MATERIAL PROVIDED:
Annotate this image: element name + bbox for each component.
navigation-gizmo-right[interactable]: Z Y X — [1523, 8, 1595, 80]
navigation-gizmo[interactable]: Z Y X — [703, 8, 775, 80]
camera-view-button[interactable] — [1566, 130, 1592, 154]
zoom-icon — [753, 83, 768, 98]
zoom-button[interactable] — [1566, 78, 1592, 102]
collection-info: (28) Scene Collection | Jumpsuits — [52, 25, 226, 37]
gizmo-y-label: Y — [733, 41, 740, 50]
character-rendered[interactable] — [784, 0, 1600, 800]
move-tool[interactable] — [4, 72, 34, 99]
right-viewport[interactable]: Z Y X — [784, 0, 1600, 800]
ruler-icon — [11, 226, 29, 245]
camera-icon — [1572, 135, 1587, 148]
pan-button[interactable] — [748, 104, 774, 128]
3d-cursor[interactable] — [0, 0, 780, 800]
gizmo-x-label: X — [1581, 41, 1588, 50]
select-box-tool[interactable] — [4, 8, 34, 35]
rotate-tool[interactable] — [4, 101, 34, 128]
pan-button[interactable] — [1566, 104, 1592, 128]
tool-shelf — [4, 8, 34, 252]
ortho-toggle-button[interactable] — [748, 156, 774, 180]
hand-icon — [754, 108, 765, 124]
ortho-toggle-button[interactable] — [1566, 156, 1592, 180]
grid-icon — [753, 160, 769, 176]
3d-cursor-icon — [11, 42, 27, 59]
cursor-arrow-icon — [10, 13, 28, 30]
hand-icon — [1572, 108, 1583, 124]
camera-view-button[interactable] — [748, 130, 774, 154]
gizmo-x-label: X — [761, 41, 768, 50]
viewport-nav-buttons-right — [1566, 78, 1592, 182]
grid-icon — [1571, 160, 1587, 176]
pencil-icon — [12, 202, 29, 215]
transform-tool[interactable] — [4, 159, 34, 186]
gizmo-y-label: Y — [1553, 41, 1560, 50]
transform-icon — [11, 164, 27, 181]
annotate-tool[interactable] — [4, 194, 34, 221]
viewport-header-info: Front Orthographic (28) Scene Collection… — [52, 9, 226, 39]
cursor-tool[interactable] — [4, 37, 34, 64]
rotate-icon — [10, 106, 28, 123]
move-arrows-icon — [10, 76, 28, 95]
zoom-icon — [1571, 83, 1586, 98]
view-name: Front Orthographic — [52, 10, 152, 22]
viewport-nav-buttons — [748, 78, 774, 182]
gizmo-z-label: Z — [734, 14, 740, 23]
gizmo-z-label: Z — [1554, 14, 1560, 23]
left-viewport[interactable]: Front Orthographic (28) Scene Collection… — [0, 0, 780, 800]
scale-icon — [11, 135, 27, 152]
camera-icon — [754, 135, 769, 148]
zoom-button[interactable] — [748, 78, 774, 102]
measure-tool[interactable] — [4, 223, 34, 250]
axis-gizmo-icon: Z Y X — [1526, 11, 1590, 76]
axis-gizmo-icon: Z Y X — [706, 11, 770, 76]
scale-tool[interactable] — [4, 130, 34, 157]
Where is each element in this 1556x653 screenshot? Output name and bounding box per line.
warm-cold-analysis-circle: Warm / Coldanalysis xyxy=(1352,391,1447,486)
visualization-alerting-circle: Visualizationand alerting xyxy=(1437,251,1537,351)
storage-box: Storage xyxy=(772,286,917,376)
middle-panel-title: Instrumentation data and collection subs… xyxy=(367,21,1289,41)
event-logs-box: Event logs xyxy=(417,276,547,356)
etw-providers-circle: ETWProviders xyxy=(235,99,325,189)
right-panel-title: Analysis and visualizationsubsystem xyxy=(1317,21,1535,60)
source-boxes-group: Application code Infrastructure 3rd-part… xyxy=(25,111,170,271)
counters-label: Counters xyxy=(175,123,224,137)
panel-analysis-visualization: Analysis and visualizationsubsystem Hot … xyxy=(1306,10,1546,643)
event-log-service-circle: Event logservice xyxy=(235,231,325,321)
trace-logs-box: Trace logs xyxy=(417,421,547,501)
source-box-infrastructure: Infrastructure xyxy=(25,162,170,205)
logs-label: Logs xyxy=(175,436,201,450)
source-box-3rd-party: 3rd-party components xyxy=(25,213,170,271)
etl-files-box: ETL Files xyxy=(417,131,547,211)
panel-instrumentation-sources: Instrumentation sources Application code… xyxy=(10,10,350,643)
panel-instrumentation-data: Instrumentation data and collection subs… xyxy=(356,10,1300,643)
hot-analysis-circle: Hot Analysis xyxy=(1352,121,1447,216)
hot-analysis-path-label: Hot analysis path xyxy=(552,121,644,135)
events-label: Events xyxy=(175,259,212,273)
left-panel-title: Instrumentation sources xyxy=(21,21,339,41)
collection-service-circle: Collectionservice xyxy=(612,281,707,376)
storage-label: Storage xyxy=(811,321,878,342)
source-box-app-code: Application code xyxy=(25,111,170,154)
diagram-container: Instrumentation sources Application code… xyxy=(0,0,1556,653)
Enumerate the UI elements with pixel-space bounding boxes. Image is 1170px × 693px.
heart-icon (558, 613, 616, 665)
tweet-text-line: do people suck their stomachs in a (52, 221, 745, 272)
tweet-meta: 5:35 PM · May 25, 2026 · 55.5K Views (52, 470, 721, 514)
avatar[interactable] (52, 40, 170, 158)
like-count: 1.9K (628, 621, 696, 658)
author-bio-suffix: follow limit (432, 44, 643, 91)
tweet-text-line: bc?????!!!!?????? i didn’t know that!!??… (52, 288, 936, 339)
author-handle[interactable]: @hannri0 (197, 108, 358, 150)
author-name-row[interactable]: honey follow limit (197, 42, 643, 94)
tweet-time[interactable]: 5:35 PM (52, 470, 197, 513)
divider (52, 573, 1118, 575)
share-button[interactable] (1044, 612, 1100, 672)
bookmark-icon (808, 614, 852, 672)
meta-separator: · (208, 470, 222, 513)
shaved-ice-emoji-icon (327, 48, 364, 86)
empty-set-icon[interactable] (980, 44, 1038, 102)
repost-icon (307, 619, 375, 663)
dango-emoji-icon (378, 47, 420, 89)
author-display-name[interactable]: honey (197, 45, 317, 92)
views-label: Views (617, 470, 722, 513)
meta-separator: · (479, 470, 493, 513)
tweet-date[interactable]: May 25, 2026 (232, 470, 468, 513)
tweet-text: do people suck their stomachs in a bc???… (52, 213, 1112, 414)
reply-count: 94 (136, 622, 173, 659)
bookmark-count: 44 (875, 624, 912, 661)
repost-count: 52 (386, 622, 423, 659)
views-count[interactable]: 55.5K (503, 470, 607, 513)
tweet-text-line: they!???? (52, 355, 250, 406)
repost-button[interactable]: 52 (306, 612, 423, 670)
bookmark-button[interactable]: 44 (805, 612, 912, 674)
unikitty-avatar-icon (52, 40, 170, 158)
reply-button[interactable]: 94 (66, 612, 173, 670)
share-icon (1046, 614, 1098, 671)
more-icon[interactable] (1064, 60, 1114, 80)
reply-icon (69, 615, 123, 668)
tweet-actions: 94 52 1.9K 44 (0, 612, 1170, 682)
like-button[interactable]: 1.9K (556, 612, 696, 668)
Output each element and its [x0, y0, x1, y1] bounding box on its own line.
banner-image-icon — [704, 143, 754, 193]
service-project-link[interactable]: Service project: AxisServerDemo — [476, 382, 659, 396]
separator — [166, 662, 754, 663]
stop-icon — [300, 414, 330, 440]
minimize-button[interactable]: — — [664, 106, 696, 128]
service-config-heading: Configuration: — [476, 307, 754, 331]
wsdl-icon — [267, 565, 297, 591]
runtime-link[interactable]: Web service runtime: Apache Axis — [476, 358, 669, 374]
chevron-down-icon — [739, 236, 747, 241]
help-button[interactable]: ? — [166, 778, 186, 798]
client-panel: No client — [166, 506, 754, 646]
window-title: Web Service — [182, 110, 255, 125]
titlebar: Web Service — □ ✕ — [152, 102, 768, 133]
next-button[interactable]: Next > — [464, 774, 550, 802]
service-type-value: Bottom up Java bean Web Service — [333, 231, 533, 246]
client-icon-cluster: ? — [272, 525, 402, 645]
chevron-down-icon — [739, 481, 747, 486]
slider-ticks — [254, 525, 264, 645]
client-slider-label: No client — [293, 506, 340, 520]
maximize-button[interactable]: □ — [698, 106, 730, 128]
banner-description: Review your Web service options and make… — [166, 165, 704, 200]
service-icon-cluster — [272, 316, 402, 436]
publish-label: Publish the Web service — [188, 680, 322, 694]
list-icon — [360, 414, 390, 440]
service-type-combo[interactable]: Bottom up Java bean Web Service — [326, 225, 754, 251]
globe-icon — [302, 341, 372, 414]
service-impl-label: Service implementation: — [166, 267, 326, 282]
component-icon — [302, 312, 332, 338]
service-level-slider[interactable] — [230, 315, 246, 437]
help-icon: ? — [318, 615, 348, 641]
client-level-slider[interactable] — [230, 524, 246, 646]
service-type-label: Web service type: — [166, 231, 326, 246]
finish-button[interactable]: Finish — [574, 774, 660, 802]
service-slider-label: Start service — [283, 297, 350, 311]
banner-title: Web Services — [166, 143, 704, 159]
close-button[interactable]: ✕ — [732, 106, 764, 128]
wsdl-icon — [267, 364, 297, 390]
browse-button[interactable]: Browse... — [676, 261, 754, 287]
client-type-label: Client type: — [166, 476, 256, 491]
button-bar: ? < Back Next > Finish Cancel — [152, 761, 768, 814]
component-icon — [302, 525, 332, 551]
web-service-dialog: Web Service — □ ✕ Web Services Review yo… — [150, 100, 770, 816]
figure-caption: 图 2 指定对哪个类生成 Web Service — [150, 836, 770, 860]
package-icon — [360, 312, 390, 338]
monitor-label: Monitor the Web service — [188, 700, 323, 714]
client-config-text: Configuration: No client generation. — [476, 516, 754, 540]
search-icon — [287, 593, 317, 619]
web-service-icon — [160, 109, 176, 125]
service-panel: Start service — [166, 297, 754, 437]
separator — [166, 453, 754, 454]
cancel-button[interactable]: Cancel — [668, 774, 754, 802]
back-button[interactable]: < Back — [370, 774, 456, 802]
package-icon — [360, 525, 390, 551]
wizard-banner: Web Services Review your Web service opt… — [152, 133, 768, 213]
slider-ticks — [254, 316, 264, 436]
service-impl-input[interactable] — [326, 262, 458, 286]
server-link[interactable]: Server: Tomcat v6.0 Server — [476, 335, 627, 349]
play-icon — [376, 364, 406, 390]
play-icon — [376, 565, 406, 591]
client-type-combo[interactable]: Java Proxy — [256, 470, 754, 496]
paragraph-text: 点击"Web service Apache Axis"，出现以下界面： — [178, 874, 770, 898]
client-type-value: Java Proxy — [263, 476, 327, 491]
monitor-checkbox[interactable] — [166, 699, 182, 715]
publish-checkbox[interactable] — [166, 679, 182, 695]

EXERCISE: Revise the listing from its first line through the line containing "hand-icon — [754, 108, 765, 124]", replacing "ruler-icon" with "measure-icon" and leaving everything else unchanged.

SOLUTION FOR THIS PROBLEM:
Annotate this image: element name + bbox for each component.
navigation-gizmo-right[interactable]: Z Y X — [1523, 8, 1595, 80]
navigation-gizmo[interactable]: Z Y X — [703, 8, 775, 80]
camera-view-button[interactable] — [1566, 130, 1592, 154]
zoom-icon — [753, 83, 768, 98]
zoom-button[interactable] — [1566, 78, 1592, 102]
collection-info: (28) Scene Collection | Jumpsuits — [52, 25, 226, 37]
gizmo-y-label: Y — [733, 41, 740, 50]
character-rendered[interactable] — [784, 0, 1600, 800]
move-tool[interactable] — [4, 72, 34, 99]
right-viewport[interactable]: Z Y X — [784, 0, 1600, 800]
measure-icon — [11, 226, 29, 245]
camera-icon — [1572, 135, 1587, 148]
pan-button[interactable] — [748, 104, 774, 128]
3d-cursor[interactable] — [0, 0, 780, 800]
gizmo-x-label: X — [1581, 41, 1588, 50]
select-box-tool[interactable] — [4, 8, 34, 35]
rotate-tool[interactable] — [4, 101, 34, 128]
pan-button[interactable] — [1566, 104, 1592, 128]
tool-shelf — [4, 8, 34, 252]
ortho-toggle-button[interactable] — [748, 156, 774, 180]
hand-icon — [754, 108, 765, 124]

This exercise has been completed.